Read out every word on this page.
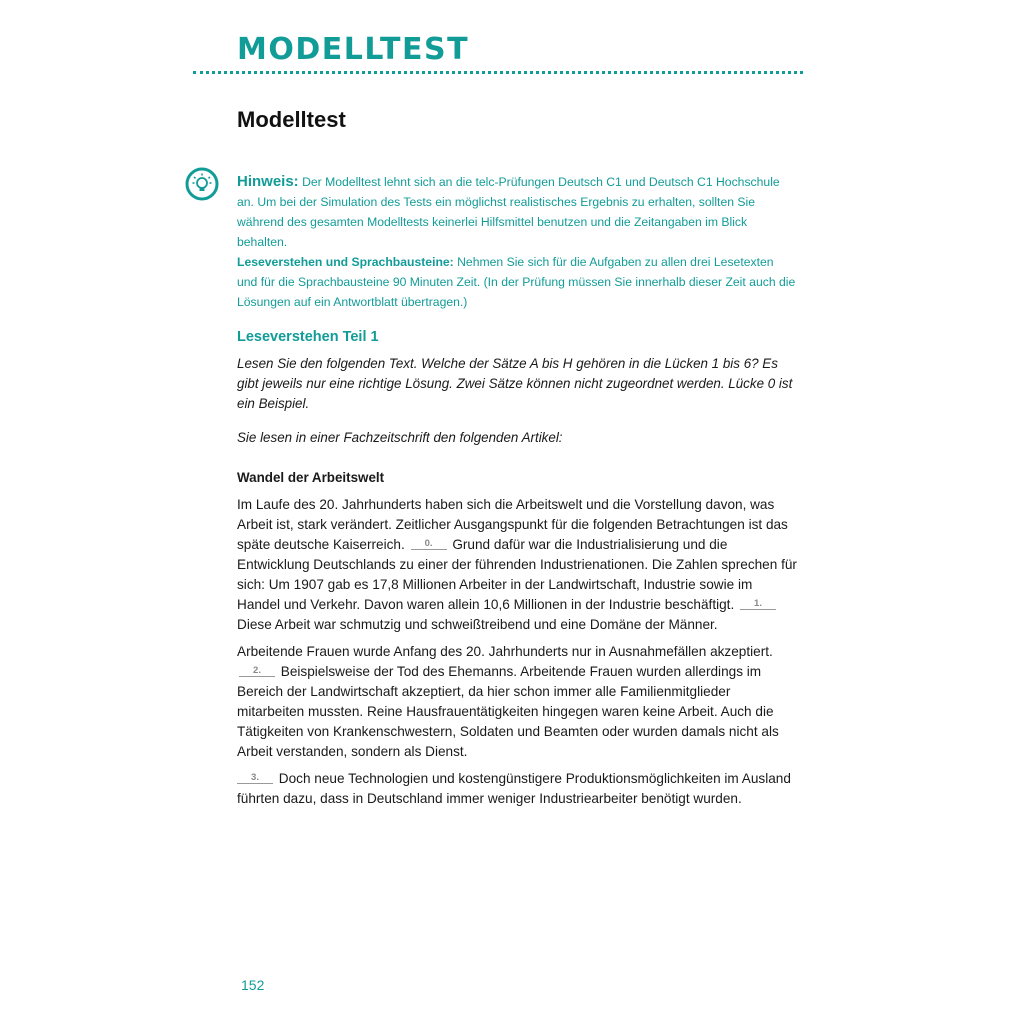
MODELLTEST
Modelltest

Hinweis: Der Modelltest lehnt sich an die telc-Prüfungen Deutsch C1 und Deutsch C1 Hochschule an. Um bei der Simulation des Tests ein möglichst realistisches Ergebnis zu erhalten, sollten Sie während des gesamten Modelltests keinerlei Hilfsmittel benutzen und die Zeitangaben im Blick behalten.

Leseverstehen und Sprachbausteine: Nehmen Sie sich für die Aufgaben zu allen drei Lesetexten und für die Sprachbausteine 90 Minuten Zeit. (In der Prüfung müssen Sie innerhalb dieser Zeit auch die Lösungen auf ein Antwortblatt übertragen.)

Leseverstehen Teil 1

Lesen Sie den folgenden Text. Welche der Sätze A bis H gehören in die Lücken 1 bis 6? Es gibt jeweils nur eine richtige Lösung. Zwei Sätze können nicht zugeordnet werden. Lücke 0 ist ein Beispiel.

Sie lesen in einer Fachzeitschrift den folgenden Artikel:

Wandel der Arbeitswelt

Im Laufe des 20. Jahrhunderts haben sich die Arbeitswelt und die Vorstellung davon, was Arbeit ist, stark verändert. Zeitlicher Ausgangspunkt für die folgenden Betrachtungen ist das späte deutsche Kaiserreich. 0. Grund dafür war die Industrialisierung und die Entwicklung Deutschlands zu einer der führenden Industrienationen. Die Zahlen sprechen für sich: Um 1907 gab es 17,8 Millionen Arbeiter in der Landwirtschaft, Industrie sowie im Handel und Verkehr. Davon waren allein 10,6 Millionen in der Industrie beschäftigt. 1. Diese Arbeit war schmutzig und schweißtreibend und eine Domäne der Männer.

Arbeitende Frauen wurde Anfang des 20. Jahrhunderts nur in Ausnahmefällen akzeptiert. 2. Beispielsweise der Tod des Ehemanns. Arbeitende Frauen wurden allerdings im Bereich der Landwirtschaft akzeptiert, da hier schon immer alle Familienmitglieder mitarbeiten mussten. Reine Hausfrauentätigkeiten hingegen waren keine Arbeit. Auch die Tätigkeiten von Krankenschwestern, Soldaten und Beamten oder wurden damals nicht als Arbeit verstanden, sondern als Dienst.

3. Doch neue Technologien und kostengünstigere Produktionsmöglichkeiten im Ausland führten dazu, dass in Deutschland immer weniger Industriearbeiter benötigt wurden.

152
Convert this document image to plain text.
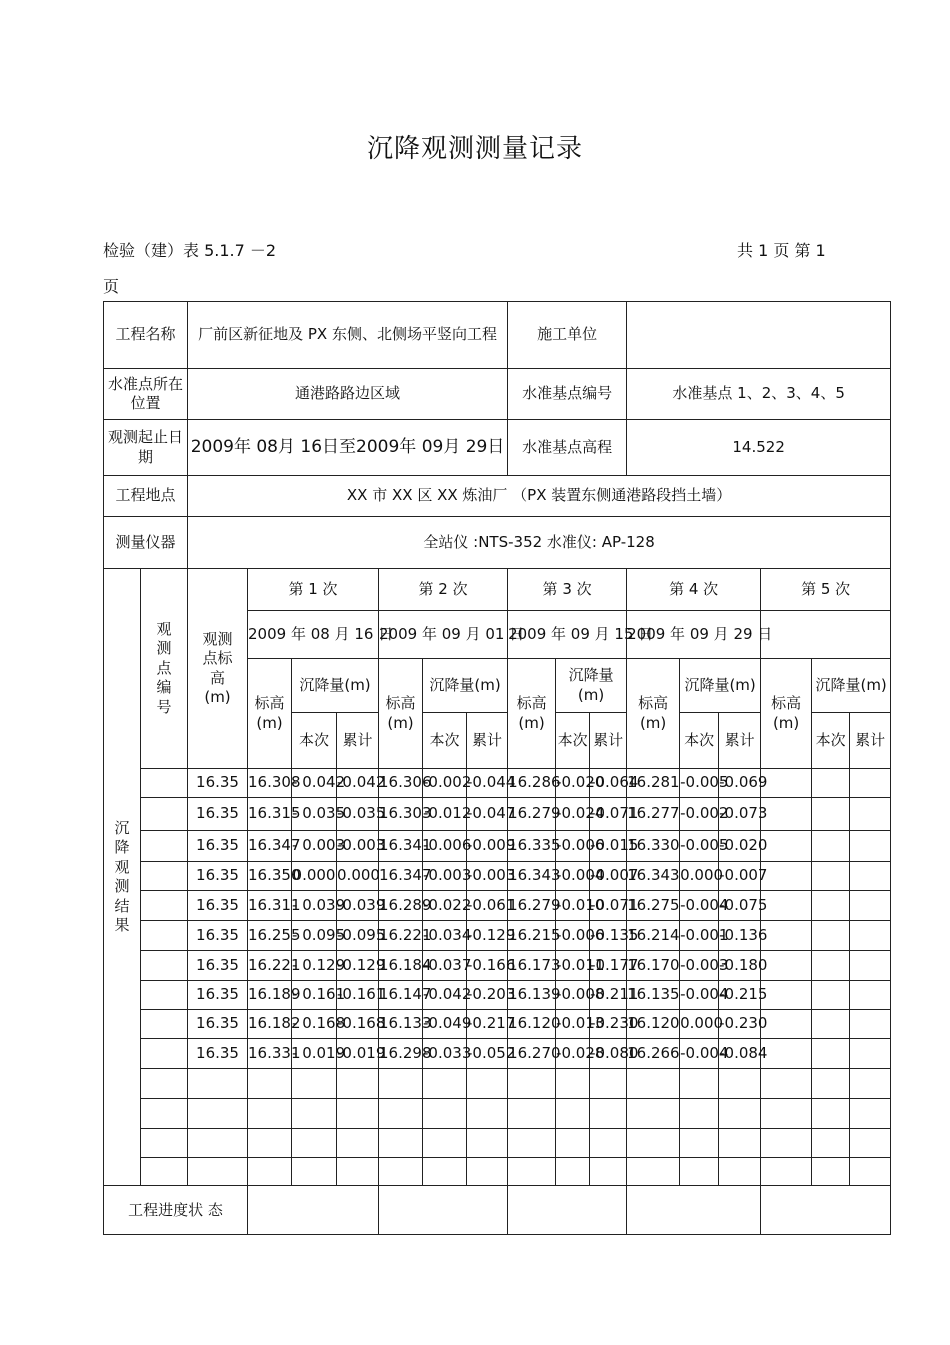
沉降观测测量记录
检验（建）表 5.1.7 －2	共 1 页 第 1
页
工程名称		厂前区新征地及 PX 东侧、北侧场平竖向工程							施工单位								
水准点所在位置		通港路路边区域							水准基点编号			水准基点 1、2、3、4、5					
观测起止日 期		2009年 08月 16日至2009年 09月 29日							水准基点高程			14.522					
工程地点		XX 市 XX 区 XX 炼油厂 （PX 装置东侧通港路段挡土墙）															
测量仪器		全站仪 :NTS-352 水准仪: AP-128															
沉降观测结果	观测点编号	观测点标高(m)	第 1 次			第 2 次			第 3 次			第 4 次			第 5 次		
			2009 年 08 月 16 日			2009 年 09 月 01 日			2009 年 09 月 15 日			2009 年 09 月 29 日					
			标高(m)	沉降量(m)		标高(m)	沉降量(m)		标高(m)	沉降量(m)		标高(m)	沉降量(m)		标高(m)	沉降量(m)	

				本次	累计		本次	累计		本次	累计		本次	累计		本次	累计
		16.35	16.308	- 0.042	-0.042	16.306	-0.002	-0.044	16.286	-0.020	-0.064	16.281	-0.005	-0.069			
		16.35	16.315	- 0.035	-0.035	16.303	-0.012	-0.047	16.279	-0.024	-0.071	16.277	-0.002	-0.073			
		16.35	16.347	- 0.003	-0.003	16.341	-0.006	-0.009	16.335	-0.006	-0.015	16.330	-0.005	-0.020			
		16.35	16.350	0.000	0.000	16.347	-0.003	-0.003	16.343	-0.004	-0.007	16.343	0.000	-0.007			
		16.35	16.311	- 0.039	-0.039	16.289	-0.022	-0.061	16.279	-0.010	-0.071	16.275	-0.004	-0.075			
		16.35	16.255	- 0.095	-0.095	16.221	-0.034	-0.129	16.215	-0.006	-0.135	16.214	-0.001	-0.136			
		16.35	16.221	- 0.129	-0.129	16.184	-0.037	-0.166	16.173	-0.011	-0.177	16.170	-0.003	-0.180			
		16.35	16.189	- 0.161	-0.161	16.147	-0.042	-0.203	16.139	-0.008	-0.211	16.135	-0.004	-0.215			
		16.35	16.182	- 0.168	-0.168	16.133	-0.049	-0.217	16.120	-0.013	-0.230	16.120	0.000	-0.230			
		16.35	16.331	- 0.019	-0.019	16.298	-0.033	-0.052	16.270	-0.028	-0.080	16.266	-0.004	-0.084			

工程进度状 态																	
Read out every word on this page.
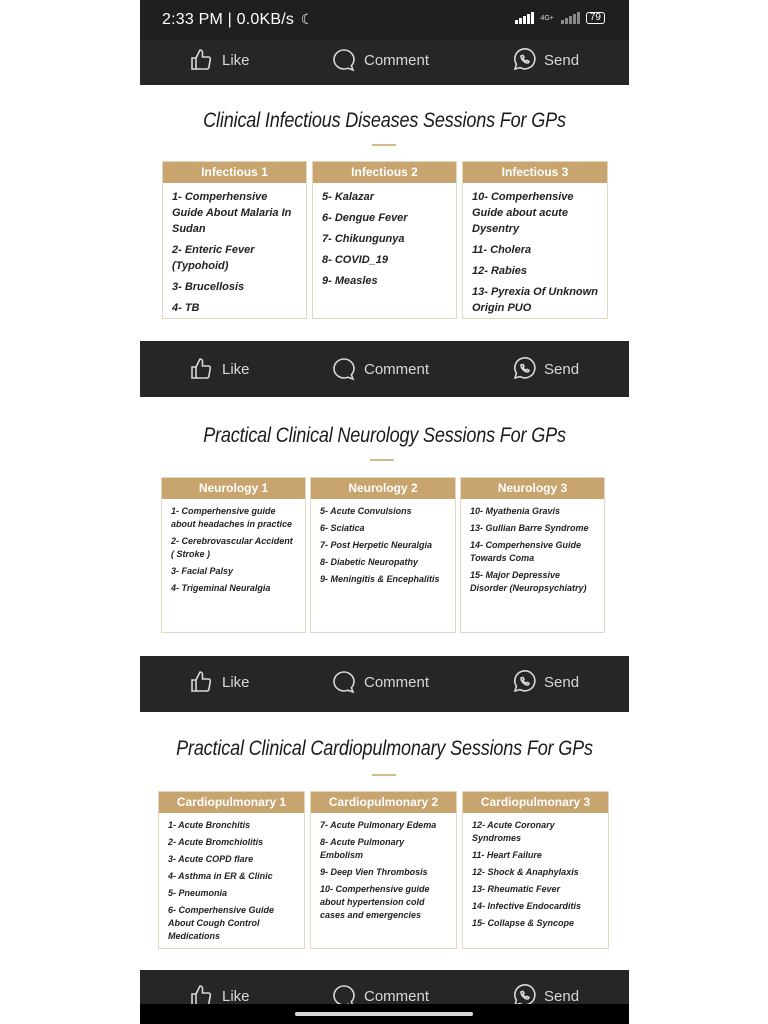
2:33 PM | 0.0KB/s ☾	4G+	79
Like	Comment	Send
Clinical Infectious Diseases Sessions For GPs
Infectious 1
1- Comperhensive Guide About Malaria In Sudan
2- Enteric Fever (Typohoid)
3- Brucellosis
4- TB
Infectious 2
5- Kalazar
6- Dengue Fever
7- Chikungunya
8- COVID_19
9- Measles
Infectious 3
10- Comperhensive Guide about acute Dysentry
11- Cholera
12- Rabies
13- Pyrexia Of Unknown Origin PUO
Like	Comment	Send
Practical Clinical Neurology Sessions For GPs
Neurology 1
1- Comperhensive guide about headaches in practice
2- Cerebrovascular Accident ( Stroke )
3- Facial Palsy
4- Trigeminal Neuralgia
Neurology 2
5- Acute Convulsions
6- Sciatica
7- Post Herpetic Neuralgia
8- Diabetic Neuropathy
9- Meningitis & Encephalitis
Neurology 3
10- Myathenia Gravis
13- Gullian Barre Syndrome
14- Comperhensive Guide Towards Coma
15- Major Depressive Disorder (Neuropsychiatry)
Like	Comment	Send
Practical Clinical Cardiopulmonary Sessions For GPs
Cardiopulmonary 1
1- Acute Bronchitis
2- Acute Bromchiolitis
3- Acute COPD flare
4- Asthma in ER & Clinic
5- Pneumonia
6- Comperhensive Guide About Cough Control Medications
Cardiopulmonary 2
7- Acute Pulmonary Edema
8- Acute Pulmonary Embolism
9- Deep Vien Thrombosis
10- Comperhensive guide about hypertension cold cases and emergencies
Cardiopulmonary 3
12- Acute Coronary Syndromes
11- Heart Failure
12- Shock & Anaphylaxis
13- Rheumatic Fever
14- Infective Endocarditis
15- Collapse & Syncope
Like	Comment	Send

+-------+

Omit the pictures, then output the rest of the listing exactly.

Read out every word on this page.
MODELLTEST
Modelltest

Hinweis: Der Modelltest lehnt sich an die telc-Prüfungen Deutsch C1 und Deutsch C1 Hochschule an. Um bei der Simulation des Tests ein möglichst realistisches Ergebnis zu erhalten, sollten Sie während des gesamten Modelltests keinerlei Hilfsmittel benutzen und die Zeitangaben im Blick behalten.

Leseverstehen und Sprachbausteine: Nehmen Sie sich für die Aufgaben zu allen drei Lesetexten und für die Sprachbausteine 90 Minuten Zeit. (In der Prüfung müssen Sie innerhalb dieser Zeit auch die Lösungen auf ein Antwortblatt übertragen.)

Leseverstehen Teil 1

Lesen Sie den folgenden Text. Welche der Sätze A bis H gehören in die Lücken 1 bis 6? Es gibt jeweils nur eine richtige Lösung. Zwei Sätze können nicht zugeordnet werden. Lücke 0 ist ein Beispiel.

Sie lesen in einer Fachzeitschrift den folgenden Artikel:

Wandel der Arbeitswelt

Im Laufe des 20. Jahrhunderts haben sich die Arbeitswelt und die Vorstellung davon, was Arbeit ist, stark verändert. Zeitlicher Ausgangspunkt für die folgenden Betrachtungen ist das späte deutsche Kaiserreich. 0. Grund dafür war die Industrialisierung und die Entwicklung Deutschlands zu einer der führenden Industrienationen. Die Zahlen sprechen für sich: Um 1907 gab es 17,8 Millionen Arbeiter in der Landwirtschaft, Industrie sowie im Handel und Verkehr. Davon waren allein 10,6 Millionen in der Industrie beschäftigt. 1. Diese Arbeit war schmutzig und schweißtreibend und eine Domäne der Männer.

Arbeitende Frauen wurde Anfang des 20. Jahrhunderts nur in Ausnahmefällen akzeptiert. 2. Beispielsweise der Tod des Ehemanns. Arbeitende Frauen wurden allerdings im Bereich der Landwirtschaft akzeptiert, da hier schon immer alle Familienmitglieder mitarbeiten mussten. Reine Hausfrauentätigkeiten hingegen waren keine Arbeit. Auch die Tätigkeiten von Krankenschwestern, Soldaten und Beamten oder wurden damals nicht als Arbeit verstanden, sondern als Dienst.

3. Doch neue Technologien und kostengünstigere Produktionsmöglichkeiten im Ausland führten dazu, dass in Deutschland immer weniger Industriearbeiter benötigt wurden.

152
Convert this document image to plain text.
沉降观测测量记录
检验（建）表 5.1.7 －2	共 1 页 第 1
页
工程名称		厂前区新征地及 PX 东侧、北侧场平竖向工程							施工单位								
水准点所在位置		通港路路边区域							水准基点编号			水准基点 1、2、3、4、5					
观测起止日 期		2009年 08月 16日至2009年 09月 29日							水准基点高程			14.522					
工程地点		XX 市 XX 区 XX 炼油厂 （PX 装置东侧通港路段挡土墙）															
测量仪器		全站仪 :NTS-352 水准仪: AP-128															
沉降观测结果	观测点编号	观测点标高(m)	第 1 次			第 2 次			第 3 次			第 4 次			第 5 次		
			2009 年 08 月 16 日			2009 年 09 月 01 日			2009 年 09 月 15 日			2009 年 09 月 29 日					
			标高(m)	沉降量(m)		标高(m)	沉降量(m)		标高(m)	沉降量(m)		标高(m)	沉降量(m)		标高(m)	沉降量(m)	

				本次	累计		本次	累计		本次	累计		本次	累计		本次	累计
		16.35	16.308	- 0.042	-0.042	16.306	-0.002	-0.044	16.286	-0.020	-0.064	16.281	-0.005	-0.069			
		16.35	16.315	- 0.035	-0.035	16.303	-0.012	-0.047	16.279	-0.024	-0.071	16.277	-0.002	-0.073			
		16.35	16.347	- 0.003	-0.003	16.341	-0.006	-0.009	16.335	-0.006	-0.015	16.330	-0.005	-0.020			
		16.35	16.350	0.000	0.000	16.347	-0.003	-0.003	16.343	-0.004	-0.007	16.343	0.000	-0.007			
		16.35	16.311	- 0.039	-0.039	16.289	-0.022	-0.061	16.279	-0.010	-0.071	16.275	-0.004	-0.075			
		16.35	16.255	- 0.095	-0.095	16.221	-0.034	-0.129	16.215	-0.006	-0.135	16.214	-0.001	-0.136			
		16.35	16.221	- 0.129	-0.129	16.184	-0.037	-0.166	16.173	-0.011	-0.177	16.170	-0.003	-0.180			
		16.35	16.189	- 0.161	-0.161	16.147	-0.042	-0.203	16.139	-0.008	-0.211	16.135	-0.004	-0.215			
		16.35	16.182	- 0.168	-0.168	16.133	-0.049	-0.217	16.120	-0.013	-0.230	16.120	0.000	-0.230			
		16.35	16.331	- 0.019	-0.019	16.298	-0.033	-0.052	16.270	-0.028	-0.080	16.266	-0.004	-0.084			

工程进度状 态																	
Read out every word on this page.
2:33 PM | 0.0KB/s ☾	4G+	79
Like	Comment	Send
Clinical Infectious Diseases Sessions For GPs
Infectious 1
1- Comperhensive Guide About Malaria In Sudan
2- Enteric Fever (Typohoid)
3- Brucellosis
4- TB
Infectious 2
5- Kalazar
6- Dengue Fever
7- Chikungunya
8- COVID_19
9- Measles
Infectious 3
10- Comperhensive Guide about acute Dysentry
11- Cholera
12- Rabies
13- Pyrexia Of Unknown Origin PUO
Like	Comment	Send
Practical Clinical Neurology Sessions For GPs
Neurology 1
1- Comperhensive guide about headaches in practice
2- Cerebrovascular Accident ( Stroke )
3- Facial Palsy
4- Trigeminal Neuralgia
Neurology 2
5- Acute Convulsions
6- Sciatica
7- Post Herpetic Neuralgia
8- Diabetic Neuropathy
9- Meningitis & Encephalitis
Neurology 3
10- Myathenia Gravis
13- Gullian Barre Syndrome
14- Comperhensive Guide Towards Coma
15- Major Depressive Disorder (Neuropsychiatry)
Like	Comment	Send
Practical Clinical Cardiopulmonary Sessions For GPs
Cardiopulmonary 1
1- Acute Bronchitis
2- Acute Bromchiolitis
3- Acute COPD flare
4- Asthma in ER & Clinic
5- Pneumonia
6- Comperhensive Guide About Cough Control Medications
Cardiopulmonary 2
7- Acute Pulmonary Edema
8- Acute Pulmonary Embolism
9- Deep Vien Thrombosis
10- Comperhensive guide about hypertension cold cases and emergencies
Cardiopulmonary 3
12- Acute Coronary Syndromes
11- Heart Failure
12- Shock & Anaphylaxis
13- Rheumatic Fever
14- Infective Endocarditis
15- Collapse & Syncope
Like	Comment	Send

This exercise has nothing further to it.